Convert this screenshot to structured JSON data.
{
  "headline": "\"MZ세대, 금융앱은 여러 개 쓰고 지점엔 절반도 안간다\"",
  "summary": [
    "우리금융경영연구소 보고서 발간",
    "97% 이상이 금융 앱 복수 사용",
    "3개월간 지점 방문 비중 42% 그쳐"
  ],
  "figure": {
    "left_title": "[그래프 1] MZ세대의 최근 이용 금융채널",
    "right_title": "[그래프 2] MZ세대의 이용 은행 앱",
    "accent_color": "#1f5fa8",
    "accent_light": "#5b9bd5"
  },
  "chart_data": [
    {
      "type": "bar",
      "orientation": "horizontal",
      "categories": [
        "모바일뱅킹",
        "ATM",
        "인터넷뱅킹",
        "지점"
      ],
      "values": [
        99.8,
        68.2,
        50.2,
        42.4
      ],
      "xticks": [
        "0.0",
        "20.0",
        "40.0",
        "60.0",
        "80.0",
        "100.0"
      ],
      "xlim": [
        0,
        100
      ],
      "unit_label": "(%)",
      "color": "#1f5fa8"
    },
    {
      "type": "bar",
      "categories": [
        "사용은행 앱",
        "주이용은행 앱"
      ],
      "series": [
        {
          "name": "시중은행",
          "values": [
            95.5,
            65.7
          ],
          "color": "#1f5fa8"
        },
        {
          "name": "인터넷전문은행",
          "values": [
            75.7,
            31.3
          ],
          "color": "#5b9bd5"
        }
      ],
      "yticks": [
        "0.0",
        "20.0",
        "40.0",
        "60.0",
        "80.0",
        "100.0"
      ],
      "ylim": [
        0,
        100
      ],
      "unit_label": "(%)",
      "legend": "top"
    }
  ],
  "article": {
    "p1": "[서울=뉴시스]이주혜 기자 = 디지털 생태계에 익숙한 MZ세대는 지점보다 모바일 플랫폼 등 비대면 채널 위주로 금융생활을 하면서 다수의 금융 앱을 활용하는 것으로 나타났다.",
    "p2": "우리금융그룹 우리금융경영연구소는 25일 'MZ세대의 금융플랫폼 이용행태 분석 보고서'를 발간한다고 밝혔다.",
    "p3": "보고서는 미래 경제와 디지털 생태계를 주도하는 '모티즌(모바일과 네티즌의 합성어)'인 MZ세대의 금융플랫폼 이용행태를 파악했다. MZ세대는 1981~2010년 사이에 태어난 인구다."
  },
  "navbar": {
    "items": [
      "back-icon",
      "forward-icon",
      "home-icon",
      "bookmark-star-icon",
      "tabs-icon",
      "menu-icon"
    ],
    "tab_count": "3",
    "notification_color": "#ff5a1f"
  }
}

**EXERCISE DETAILS:** Transcribe all of the entries without altering anything.

**REPLY TO THE TASK:**
Convert this screenshot to structured JSON data.
{
  "headline": "\"MZ세대, 금융앱은 여러 개 쓰고 지점엔 절반도 안간다\"",
  "summary": [
    "우리금융경영연구소 보고서 발간",
    "97% 이상이 금융 앱 복수 사용",
    "3개월간 지점 방문 비중 42% 그쳐"
  ],
  "figure": {
    "left_title": "[그래프 1] MZ세대의 최근 이용 금융채널",
    "right_title": "[그래프 2] MZ세대의 이용 은행 앱",
    "accent_color": "#1f5fa8",
    "accent_light": "#5b9bd5"
  },
  "chart_data": [
    {
      "type": "bar",
      "orientation": "horizontal",
      "categories": [
        "모바일뱅킹",
        "ATM",
        "인터넷뱅킹",
        "지점"
      ],
      "values": [
        99.8,
        68.2,
        50.2,
        42.4
      ],
      "xticks": [
        "0.0",
        "20.0",
        "40.0",
        "60.0",
        "80.0",
        "100.0"
      ],
      "xlim": [
        0,
        100
      ],
      "unit_label": "(%)",
      "color": "#1f5fa8"
    },
    {
      "type": "bar",
      "categories": [
        "사용은행 앱",
        "주이용은행 앱"
      ],
      "series": [
        {
          "name": "시중은행",
          "values": [
            95.5,
            65.7
          ],
          "color": "#1f5fa8"
        },
        {
          "name": "인터넷전문은행",
          "values": [
            75.7,
            31.3
          ],
          "color": "#5b9bd5"
        }
      ],
      "yticks": [
        "0.0",
        "20.0",
        "40.0",
        "60.0",
        "80.0",
        "100.0"
      ],
      "ylim": [
        0,
        100
      ],
      "unit_label": "(%)",
      "legend": "top"
    }
  ],
  "article": {
    "p1": "[서울=뉴시스]이주혜 기자 = 디지털 생태계에 익숙한 MZ세대는 지점보다 모바일 플랫폼 등 비대면 채널 위주로 금융생활을 하면서 다수의 금융 앱을 활용하는 것으로 나타났다.",
    "p2": "우리금융그룹 우리금융경영연구소는 25일 'MZ세대의 금융플랫폼 이용행태 분석 보고서'를 발간한다고 밝혔다.",
    "p3": "보고서는 미래 경제와 디지털 생태계를 주도하는 '모티즌(모바일과 네티즌의 합성어)'인 MZ세대의 금융플랫폼 이용행태를 파악했다. MZ세대는 1981~2010년 사이에 태어난 인구다."
  },
  "navbar": {
    "items": [
      "back-icon",
      "forward-icon",
      "home-icon",
      "bookmark-star-icon",
      "tabs-icon",
      "menu-icon"
    ],
    "tab_count": "3",
    "notification_color": "#ff5a1f"
  }
}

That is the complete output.